Dataset entries on figures:
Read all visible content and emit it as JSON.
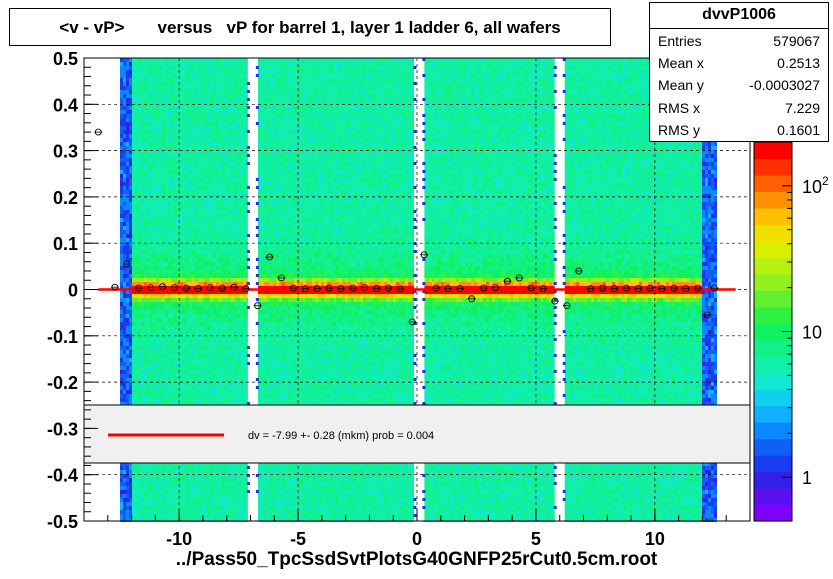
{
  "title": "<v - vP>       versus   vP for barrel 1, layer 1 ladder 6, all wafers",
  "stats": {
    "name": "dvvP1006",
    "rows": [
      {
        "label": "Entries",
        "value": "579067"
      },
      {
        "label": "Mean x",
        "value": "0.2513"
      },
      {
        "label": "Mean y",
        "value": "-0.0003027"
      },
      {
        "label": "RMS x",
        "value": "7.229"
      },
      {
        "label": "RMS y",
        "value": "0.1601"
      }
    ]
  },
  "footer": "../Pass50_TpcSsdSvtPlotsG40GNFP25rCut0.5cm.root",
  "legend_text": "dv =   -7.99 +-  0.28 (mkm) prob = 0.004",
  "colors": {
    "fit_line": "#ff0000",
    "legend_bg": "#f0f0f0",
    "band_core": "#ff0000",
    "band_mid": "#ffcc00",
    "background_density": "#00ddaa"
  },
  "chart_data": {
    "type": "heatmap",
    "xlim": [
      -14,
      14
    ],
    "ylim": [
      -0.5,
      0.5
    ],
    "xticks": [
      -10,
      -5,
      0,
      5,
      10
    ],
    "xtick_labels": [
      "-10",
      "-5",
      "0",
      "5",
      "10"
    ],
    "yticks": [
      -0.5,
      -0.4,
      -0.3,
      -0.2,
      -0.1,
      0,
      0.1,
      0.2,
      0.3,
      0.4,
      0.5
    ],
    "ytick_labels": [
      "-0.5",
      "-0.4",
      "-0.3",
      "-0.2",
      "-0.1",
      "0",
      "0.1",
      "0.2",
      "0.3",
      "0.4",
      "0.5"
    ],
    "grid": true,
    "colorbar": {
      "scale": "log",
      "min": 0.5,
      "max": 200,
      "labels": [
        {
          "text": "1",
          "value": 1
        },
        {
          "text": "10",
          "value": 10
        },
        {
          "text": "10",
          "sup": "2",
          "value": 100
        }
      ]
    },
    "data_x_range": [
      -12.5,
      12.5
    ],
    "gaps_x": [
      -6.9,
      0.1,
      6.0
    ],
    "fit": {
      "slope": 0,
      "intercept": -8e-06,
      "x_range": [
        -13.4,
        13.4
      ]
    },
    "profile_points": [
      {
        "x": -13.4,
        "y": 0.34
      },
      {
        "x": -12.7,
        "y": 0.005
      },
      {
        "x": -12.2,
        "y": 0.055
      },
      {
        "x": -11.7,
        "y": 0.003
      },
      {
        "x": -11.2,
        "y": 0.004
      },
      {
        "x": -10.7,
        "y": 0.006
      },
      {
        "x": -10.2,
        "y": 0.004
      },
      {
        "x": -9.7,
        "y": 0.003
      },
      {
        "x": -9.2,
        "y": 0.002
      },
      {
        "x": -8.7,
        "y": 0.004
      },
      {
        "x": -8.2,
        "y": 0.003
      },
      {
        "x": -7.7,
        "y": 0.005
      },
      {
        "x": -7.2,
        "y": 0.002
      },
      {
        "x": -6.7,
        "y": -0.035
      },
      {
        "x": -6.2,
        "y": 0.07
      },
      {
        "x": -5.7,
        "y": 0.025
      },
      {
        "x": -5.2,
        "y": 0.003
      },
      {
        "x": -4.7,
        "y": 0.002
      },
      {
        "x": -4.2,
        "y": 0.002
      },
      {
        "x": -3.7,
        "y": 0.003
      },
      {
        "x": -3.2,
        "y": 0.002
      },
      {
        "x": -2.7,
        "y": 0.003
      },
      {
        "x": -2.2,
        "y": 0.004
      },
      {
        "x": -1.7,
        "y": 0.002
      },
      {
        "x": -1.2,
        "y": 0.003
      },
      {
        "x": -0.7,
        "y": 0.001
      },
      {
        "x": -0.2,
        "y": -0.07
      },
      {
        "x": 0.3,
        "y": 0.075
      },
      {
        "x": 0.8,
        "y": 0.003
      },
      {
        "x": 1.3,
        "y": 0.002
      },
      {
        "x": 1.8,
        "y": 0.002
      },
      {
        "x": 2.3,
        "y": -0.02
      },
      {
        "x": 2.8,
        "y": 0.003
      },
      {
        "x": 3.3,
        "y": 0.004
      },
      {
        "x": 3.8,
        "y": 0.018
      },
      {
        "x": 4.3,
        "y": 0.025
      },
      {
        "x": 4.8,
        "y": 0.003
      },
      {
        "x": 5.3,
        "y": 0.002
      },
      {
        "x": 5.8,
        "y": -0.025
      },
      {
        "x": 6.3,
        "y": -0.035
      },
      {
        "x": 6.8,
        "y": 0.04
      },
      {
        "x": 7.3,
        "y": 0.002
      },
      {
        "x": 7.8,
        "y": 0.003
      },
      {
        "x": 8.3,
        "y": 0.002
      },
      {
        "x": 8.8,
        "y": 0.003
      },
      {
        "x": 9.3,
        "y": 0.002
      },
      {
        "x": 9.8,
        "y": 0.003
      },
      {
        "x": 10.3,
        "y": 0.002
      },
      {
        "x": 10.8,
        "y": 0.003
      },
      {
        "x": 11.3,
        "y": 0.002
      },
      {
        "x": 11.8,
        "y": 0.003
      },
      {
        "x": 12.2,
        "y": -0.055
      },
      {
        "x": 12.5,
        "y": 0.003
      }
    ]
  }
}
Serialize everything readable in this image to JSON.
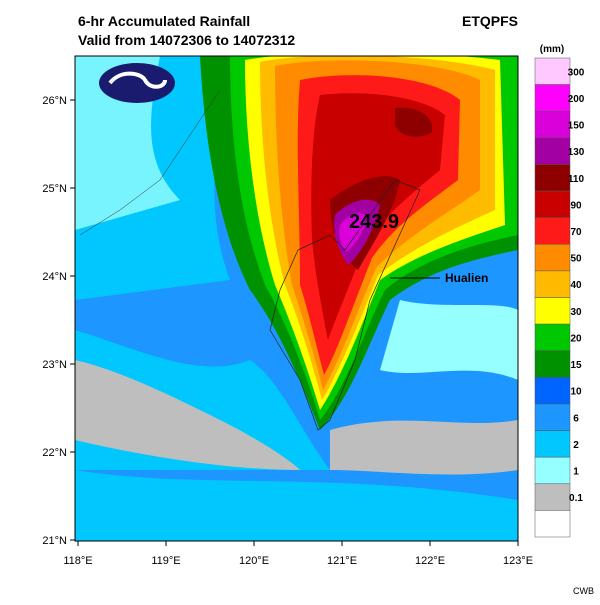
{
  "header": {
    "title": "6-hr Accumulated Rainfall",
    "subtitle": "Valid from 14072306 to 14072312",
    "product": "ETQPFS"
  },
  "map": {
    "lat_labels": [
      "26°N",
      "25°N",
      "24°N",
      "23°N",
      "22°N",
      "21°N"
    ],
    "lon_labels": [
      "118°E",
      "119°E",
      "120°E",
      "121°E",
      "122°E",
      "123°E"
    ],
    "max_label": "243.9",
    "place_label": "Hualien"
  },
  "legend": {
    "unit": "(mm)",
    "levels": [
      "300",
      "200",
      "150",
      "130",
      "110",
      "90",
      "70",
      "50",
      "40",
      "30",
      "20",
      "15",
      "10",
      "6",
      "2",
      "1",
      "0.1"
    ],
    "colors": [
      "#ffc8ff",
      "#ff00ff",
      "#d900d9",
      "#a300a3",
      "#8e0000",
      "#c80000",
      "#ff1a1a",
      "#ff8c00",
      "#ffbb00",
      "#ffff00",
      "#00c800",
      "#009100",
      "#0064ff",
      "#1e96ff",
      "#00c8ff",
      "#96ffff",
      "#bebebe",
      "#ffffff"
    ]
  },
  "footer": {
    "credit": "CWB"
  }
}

**Required task:** Output a faithful copy of the data, with each picture left out.

**Response to the exercise:**
Read all visible content and emit it as JSON.
{
  "title": "<v - vP>       versus   vP for barrel 1, layer 1 ladder 6, all wafers",
  "stats": {
    "name": "dvvP1006",
    "rows": [
      {
        "label": "Entries",
        "value": "579067"
      },
      {
        "label": "Mean x",
        "value": "0.2513"
      },
      {
        "label": "Mean y",
        "value": "-0.0003027"
      },
      {
        "label": "RMS x",
        "value": "7.229"
      },
      {
        "label": "RMS y",
        "value": "0.1601"
      }
    ]
  },
  "footer": "../Pass50_TpcSsdSvtPlotsG40GNFP25rCut0.5cm.root",
  "legend_text": "dv =   -7.99 +-  0.28 (mkm) prob = 0.004",
  "colors": {
    "fit_line": "#ff0000",
    "legend_bg": "#f0f0f0",
    "band_core": "#ff0000",
    "band_mid": "#ffcc00",
    "background_density": "#00ddaa"
  },
  "chart_data": {
    "type": "heatmap",
    "xlim": [
      -14,
      14
    ],
    "ylim": [
      -0.5,
      0.5
    ],
    "xticks": [
      -10,
      -5,
      0,
      5,
      10
    ],
    "xtick_labels": [
      "-10",
      "-5",
      "0",
      "5",
      "10"
    ],
    "yticks": [
      -0.5,
      -0.4,
      -0.3,
      -0.2,
      -0.1,
      0,
      0.1,
      0.2,
      0.3,
      0.4,
      0.5
    ],
    "ytick_labels": [
      "-0.5",
      "-0.4",
      "-0.3",
      "-0.2",
      "-0.1",
      "0",
      "0.1",
      "0.2",
      "0.3",
      "0.4",
      "0.5"
    ],
    "grid": true,
    "colorbar": {
      "scale": "log",
      "min": 0.5,
      "max": 200,
      "labels": [
        {
          "text": "1",
          "value": 1
        },
        {
          "text": "10",
          "value": 10
        },
        {
          "text": "10",
          "sup": "2",
          "value": 100
        }
      ]
    },
    "data_x_range": [
      -12.5,
      12.5
    ],
    "gaps_x": [
      -6.9,
      0.1,
      6.0
    ],
    "fit": {
      "slope": 0,
      "intercept": -8e-06,
      "x_range": [
        -13.4,
        13.4
      ]
    },
    "profile_points": [
      {
        "x": -13.4,
        "y": 0.34
      },
      {
        "x": -12.7,
        "y": 0.005
      },
      {
        "x": -12.2,
        "y": 0.055
      },
      {
        "x": -11.7,
        "y": 0.003
      },
      {
        "x": -11.2,
        "y": 0.004
      },
      {
        "x": -10.7,
        "y": 0.006
      },
      {
        "x": -10.2,
        "y": 0.004
      },
      {
        "x": -9.7,
        "y": 0.003
      },
      {
        "x": -9.2,
        "y": 0.002
      },
      {
        "x": -8.7,
        "y": 0.004
      },
      {
        "x": -8.2,
        "y": 0.003
      },
      {
        "x": -7.7,
        "y": 0.005
      },
      {
        "x": -7.2,
        "y": 0.002
      },
      {
        "x": -6.7,
        "y": -0.035
      },
      {
        "x": -6.2,
        "y": 0.07
      },
      {
        "x": -5.7,
        "y": 0.025
      },
      {
        "x": -5.2,
        "y": 0.003
      },
      {
        "x": -4.7,
        "y": 0.002
      },
      {
        "x": -4.2,
        "y": 0.002
      },
      {
        "x": -3.7,
        "y": 0.003
      },
      {
        "x": -3.2,
        "y": 0.002
      },
      {
        "x": -2.7,
        "y": 0.003
      },
      {
        "x": -2.2,
        "y": 0.004
      },
      {
        "x": -1.7,
        "y": 0.002
      },
      {
        "x": -1.2,
        "y": 0.003
      },
      {
        "x": -0.7,
        "y": 0.001
      },
      {
        "x": -0.2,
        "y": -0.07
      },
      {
        "x": 0.3,
        "y": 0.075
      },
      {
        "x": 0.8,
        "y": 0.003
      },
      {
        "x": 1.3,
        "y": 0.002
      },
      {
        "x": 1.8,
        "y": 0.002
      },
      {
        "x": 2.3,
        "y": -0.02
      },
      {
        "x": 2.8,
        "y": 0.003
      },
      {
        "x": 3.3,
        "y": 0.004
      },
      {
        "x": 3.8,
        "y": 0.018
      },
      {
        "x": 4.3,
        "y": 0.025
      },
      {
        "x": 4.8,
        "y": 0.003
      },
      {
        "x": 5.3,
        "y": 0.002
      },
      {
        "x": 5.8,
        "y": -0.025
      },
      {
        "x": 6.3,
        "y": -0.035
      },
      {
        "x": 6.8,
        "y": 0.04
      },
      {
        "x": 7.3,
        "y": 0.002
      },
      {
        "x": 7.8,
        "y": 0.003
      },
      {
        "x": 8.3,
        "y": 0.002
      },
      {
        "x": 8.8,
        "y": 0.003
      },
      {
        "x": 9.3,
        "y": 0.002
      },
      {
        "x": 9.8,
        "y": 0.003
      },
      {
        "x": 10.3,
        "y": 0.002
      },
      {
        "x": 10.8,
        "y": 0.003
      },
      {
        "x": 11.3,
        "y": 0.002
      },
      {
        "x": 11.8,
        "y": 0.003
      },
      {
        "x": 12.2,
        "y": -0.055
      },
      {
        "x": 12.5,
        "y": 0.003
      }
    ]
  }
}
Serialize everything readable in this image to JSON.
{
  "header": {
    "title": "6-hr Accumulated Rainfall",
    "subtitle": "Valid from 14072306 to 14072312",
    "product": "ETQPFS"
  },
  "map": {
    "lat_labels": [
      "26°N",
      "25°N",
      "24°N",
      "23°N",
      "22°N",
      "21°N"
    ],
    "lon_labels": [
      "118°E",
      "119°E",
      "120°E",
      "121°E",
      "122°E",
      "123°E"
    ],
    "max_label": "243.9",
    "place_label": "Hualien"
  },
  "legend": {
    "unit": "(mm)",
    "levels": [
      "300",
      "200",
      "150",
      "130",
      "110",
      "90",
      "70",
      "50",
      "40",
      "30",
      "20",
      "15",
      "10",
      "6",
      "2",
      "1",
      "0.1"
    ],
    "colors": [
      "#ffc8ff",
      "#ff00ff",
      "#d900d9",
      "#a300a3",
      "#8e0000",
      "#c80000",
      "#ff1a1a",
      "#ff8c00",
      "#ffbb00",
      "#ffff00",
      "#00c800",
      "#009100",
      "#0064ff",
      "#1e96ff",
      "#00c8ff",
      "#96ffff",
      "#bebebe",
      "#ffffff"
    ]
  },
  "footer": {
    "credit": "CWB"
  }
}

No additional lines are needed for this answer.